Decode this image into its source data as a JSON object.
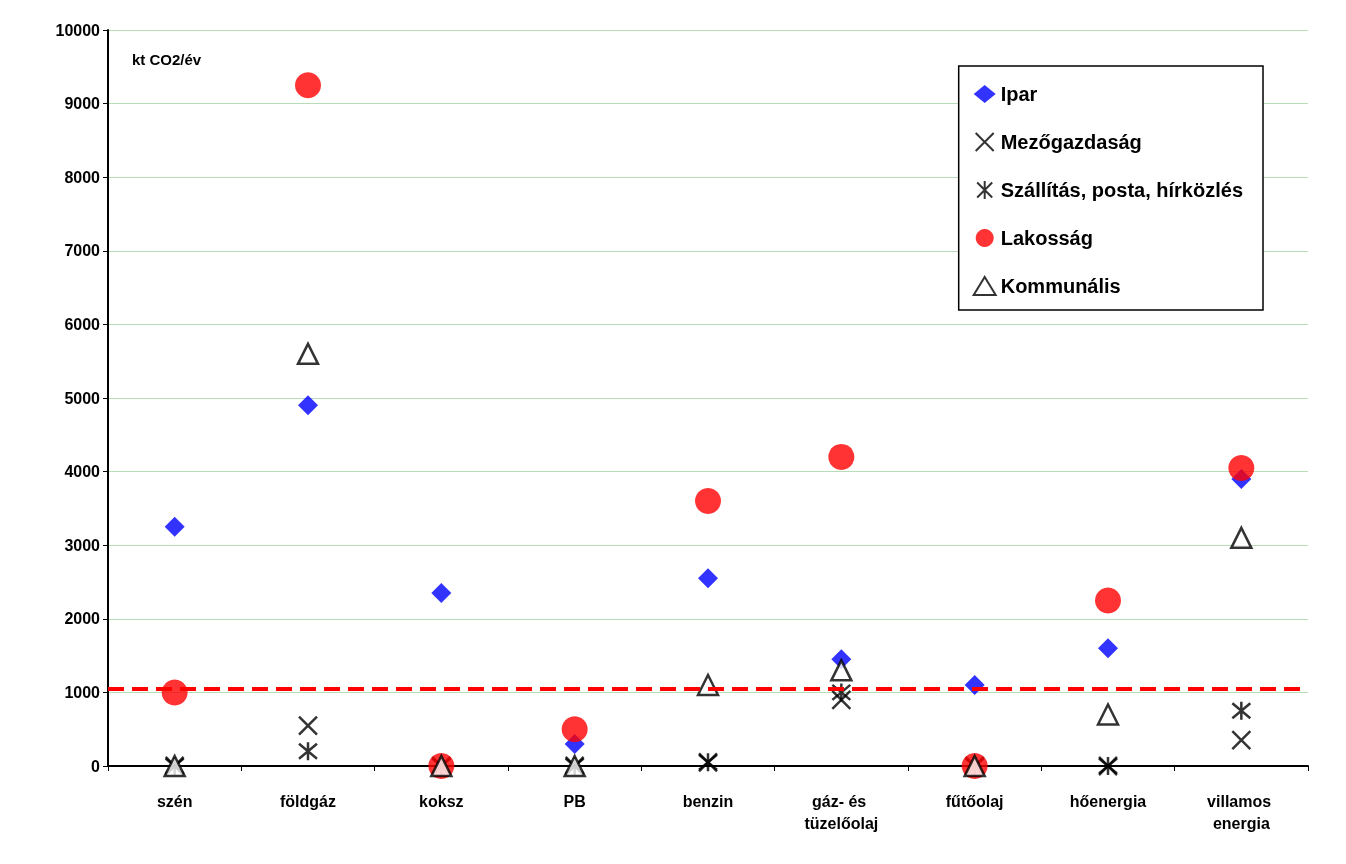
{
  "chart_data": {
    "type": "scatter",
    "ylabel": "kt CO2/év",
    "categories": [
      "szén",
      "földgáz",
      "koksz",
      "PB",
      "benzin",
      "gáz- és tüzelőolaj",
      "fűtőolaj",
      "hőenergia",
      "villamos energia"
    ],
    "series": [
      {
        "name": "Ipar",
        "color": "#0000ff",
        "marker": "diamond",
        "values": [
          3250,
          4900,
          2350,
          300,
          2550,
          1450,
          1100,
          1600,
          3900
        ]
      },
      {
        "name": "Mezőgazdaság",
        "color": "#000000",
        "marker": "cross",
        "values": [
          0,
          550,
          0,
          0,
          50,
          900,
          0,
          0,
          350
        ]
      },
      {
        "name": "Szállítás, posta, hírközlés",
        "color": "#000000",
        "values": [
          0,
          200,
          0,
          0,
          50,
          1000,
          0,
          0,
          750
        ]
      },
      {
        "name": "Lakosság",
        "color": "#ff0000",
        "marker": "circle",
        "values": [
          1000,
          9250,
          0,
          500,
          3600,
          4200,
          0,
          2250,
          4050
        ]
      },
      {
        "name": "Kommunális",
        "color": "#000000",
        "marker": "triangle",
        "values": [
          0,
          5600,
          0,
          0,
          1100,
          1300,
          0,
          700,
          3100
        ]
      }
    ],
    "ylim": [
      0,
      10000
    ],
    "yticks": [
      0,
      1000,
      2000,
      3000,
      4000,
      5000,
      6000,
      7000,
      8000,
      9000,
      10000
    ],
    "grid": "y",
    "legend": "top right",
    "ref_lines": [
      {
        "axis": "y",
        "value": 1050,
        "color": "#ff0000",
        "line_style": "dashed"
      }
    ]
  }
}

...

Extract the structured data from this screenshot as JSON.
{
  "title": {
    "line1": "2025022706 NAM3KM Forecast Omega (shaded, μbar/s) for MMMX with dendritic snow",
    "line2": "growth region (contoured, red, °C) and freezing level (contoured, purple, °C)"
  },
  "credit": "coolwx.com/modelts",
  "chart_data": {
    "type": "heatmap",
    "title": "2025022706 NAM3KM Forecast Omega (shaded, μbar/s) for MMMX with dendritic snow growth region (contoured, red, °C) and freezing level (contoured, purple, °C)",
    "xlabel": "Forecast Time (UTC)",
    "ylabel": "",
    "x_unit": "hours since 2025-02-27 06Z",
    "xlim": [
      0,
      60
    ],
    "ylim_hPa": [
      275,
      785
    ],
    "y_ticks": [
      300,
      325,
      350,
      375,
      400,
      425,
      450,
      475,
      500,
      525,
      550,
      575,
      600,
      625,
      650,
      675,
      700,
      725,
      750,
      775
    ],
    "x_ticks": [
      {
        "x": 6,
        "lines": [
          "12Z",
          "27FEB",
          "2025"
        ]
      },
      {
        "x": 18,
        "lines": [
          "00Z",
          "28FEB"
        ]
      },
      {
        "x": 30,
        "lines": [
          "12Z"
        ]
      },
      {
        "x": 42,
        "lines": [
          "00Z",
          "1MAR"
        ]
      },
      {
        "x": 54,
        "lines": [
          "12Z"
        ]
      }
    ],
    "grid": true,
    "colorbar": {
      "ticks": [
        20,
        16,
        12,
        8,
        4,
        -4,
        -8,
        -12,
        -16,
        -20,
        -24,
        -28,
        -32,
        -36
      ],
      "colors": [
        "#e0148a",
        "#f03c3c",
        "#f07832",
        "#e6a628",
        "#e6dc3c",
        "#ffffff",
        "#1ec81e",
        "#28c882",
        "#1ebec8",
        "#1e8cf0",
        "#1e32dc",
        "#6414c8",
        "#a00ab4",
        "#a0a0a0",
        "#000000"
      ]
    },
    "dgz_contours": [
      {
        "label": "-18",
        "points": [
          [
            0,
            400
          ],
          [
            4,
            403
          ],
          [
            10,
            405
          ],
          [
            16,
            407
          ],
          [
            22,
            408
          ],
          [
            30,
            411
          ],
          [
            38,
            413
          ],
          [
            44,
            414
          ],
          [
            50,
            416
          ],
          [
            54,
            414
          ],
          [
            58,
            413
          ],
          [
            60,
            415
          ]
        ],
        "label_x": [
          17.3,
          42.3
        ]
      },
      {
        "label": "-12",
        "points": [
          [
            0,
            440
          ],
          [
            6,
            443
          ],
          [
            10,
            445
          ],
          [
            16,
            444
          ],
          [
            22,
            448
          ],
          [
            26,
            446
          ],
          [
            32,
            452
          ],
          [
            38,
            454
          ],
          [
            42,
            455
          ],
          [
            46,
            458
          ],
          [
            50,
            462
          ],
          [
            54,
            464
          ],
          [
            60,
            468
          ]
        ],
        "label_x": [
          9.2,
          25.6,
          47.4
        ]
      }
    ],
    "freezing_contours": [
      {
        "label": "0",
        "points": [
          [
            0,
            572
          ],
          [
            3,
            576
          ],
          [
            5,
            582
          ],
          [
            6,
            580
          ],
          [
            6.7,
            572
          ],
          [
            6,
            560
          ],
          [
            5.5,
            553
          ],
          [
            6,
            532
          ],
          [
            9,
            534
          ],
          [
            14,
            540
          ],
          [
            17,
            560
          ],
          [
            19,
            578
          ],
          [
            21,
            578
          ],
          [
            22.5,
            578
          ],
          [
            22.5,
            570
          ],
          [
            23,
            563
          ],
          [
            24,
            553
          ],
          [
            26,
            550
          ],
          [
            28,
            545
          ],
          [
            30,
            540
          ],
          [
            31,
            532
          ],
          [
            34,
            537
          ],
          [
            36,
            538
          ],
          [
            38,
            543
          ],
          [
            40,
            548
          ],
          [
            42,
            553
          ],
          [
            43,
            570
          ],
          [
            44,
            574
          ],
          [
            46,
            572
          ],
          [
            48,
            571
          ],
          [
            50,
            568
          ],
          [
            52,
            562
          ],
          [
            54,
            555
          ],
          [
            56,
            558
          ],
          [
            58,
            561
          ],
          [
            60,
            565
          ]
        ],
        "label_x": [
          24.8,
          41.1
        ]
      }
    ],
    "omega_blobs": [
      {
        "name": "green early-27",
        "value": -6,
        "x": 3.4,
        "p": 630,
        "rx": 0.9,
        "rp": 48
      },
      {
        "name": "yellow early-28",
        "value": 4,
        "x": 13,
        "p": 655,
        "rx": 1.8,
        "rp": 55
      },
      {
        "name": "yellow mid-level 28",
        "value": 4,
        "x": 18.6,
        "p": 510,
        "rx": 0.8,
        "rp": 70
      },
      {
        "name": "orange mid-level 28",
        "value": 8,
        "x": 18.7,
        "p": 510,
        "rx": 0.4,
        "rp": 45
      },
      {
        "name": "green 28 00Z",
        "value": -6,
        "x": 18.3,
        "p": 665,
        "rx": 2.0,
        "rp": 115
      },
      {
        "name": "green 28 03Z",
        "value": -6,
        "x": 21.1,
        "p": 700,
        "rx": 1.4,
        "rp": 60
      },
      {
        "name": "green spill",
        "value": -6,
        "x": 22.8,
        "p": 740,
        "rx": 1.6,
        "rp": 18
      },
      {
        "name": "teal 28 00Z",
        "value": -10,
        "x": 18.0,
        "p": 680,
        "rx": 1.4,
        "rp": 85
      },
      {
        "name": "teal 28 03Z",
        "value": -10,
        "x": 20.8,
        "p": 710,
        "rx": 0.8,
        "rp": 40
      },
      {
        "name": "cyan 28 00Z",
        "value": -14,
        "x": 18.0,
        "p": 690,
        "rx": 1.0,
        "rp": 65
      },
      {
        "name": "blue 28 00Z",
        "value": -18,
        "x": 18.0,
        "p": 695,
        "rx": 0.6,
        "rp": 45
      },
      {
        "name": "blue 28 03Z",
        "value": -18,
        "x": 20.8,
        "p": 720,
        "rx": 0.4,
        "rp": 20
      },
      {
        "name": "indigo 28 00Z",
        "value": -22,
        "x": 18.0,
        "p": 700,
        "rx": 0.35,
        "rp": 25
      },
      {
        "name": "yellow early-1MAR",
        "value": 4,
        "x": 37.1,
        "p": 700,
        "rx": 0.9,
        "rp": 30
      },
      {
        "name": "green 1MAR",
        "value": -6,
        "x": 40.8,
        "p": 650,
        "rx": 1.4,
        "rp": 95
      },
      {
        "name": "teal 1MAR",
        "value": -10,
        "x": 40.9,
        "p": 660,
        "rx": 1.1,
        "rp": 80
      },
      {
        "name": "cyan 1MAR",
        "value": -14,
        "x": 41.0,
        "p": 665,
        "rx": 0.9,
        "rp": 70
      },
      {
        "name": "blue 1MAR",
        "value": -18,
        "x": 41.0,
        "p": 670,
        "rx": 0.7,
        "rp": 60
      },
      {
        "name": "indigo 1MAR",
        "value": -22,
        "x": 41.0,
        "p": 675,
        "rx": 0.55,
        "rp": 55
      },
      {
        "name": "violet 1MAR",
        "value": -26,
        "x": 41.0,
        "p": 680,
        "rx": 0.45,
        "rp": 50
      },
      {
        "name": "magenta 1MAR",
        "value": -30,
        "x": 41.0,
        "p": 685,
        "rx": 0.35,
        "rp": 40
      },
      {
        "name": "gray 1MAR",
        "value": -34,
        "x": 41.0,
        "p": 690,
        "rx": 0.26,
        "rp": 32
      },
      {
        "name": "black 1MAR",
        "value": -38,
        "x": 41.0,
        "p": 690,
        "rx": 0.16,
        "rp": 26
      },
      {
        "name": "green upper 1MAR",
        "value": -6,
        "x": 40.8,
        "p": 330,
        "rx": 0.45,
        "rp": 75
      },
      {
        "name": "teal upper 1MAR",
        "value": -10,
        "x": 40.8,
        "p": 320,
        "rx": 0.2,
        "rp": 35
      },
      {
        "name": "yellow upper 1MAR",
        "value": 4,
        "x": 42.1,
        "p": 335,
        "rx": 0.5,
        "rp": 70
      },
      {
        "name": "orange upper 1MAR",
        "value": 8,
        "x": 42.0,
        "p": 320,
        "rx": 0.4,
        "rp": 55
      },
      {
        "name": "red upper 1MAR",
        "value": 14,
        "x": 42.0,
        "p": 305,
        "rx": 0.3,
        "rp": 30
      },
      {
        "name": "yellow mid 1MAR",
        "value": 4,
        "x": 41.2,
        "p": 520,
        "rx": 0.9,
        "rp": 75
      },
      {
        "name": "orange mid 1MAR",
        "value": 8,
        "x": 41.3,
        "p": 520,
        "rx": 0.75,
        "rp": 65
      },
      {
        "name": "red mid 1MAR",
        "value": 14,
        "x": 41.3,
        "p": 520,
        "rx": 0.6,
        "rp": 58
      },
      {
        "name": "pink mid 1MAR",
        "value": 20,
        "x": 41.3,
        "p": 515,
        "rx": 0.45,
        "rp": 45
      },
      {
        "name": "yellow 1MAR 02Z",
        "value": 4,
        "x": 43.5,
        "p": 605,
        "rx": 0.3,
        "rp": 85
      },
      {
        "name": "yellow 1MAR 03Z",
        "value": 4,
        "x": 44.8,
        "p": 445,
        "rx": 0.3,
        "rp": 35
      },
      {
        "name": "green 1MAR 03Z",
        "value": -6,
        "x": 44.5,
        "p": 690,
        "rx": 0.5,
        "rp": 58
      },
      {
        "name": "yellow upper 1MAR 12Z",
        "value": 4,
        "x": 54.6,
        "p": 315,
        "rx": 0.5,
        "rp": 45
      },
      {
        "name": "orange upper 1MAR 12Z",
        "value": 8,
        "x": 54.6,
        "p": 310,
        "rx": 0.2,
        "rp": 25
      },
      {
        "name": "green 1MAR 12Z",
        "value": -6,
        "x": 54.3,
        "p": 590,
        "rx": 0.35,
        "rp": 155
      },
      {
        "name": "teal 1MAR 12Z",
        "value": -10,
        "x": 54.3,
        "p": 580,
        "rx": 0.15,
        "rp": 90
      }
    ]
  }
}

Exercise instructions:
Reproduce each line holding the word "level".

Output of the exercise:
    "line2": "growth region (contoured, red, °C) and freezing level (contoured, purple, °C)"
    "title": "2025022706 NAM3KM Forecast Omega (shaded, μbar/s) for MMMX with dendritic snow growth region (contoured, red, °C) and freezing level (contoured, purple, °C)",
        "name": "yellow mid-level 28",
        "name": "orange mid-level 28",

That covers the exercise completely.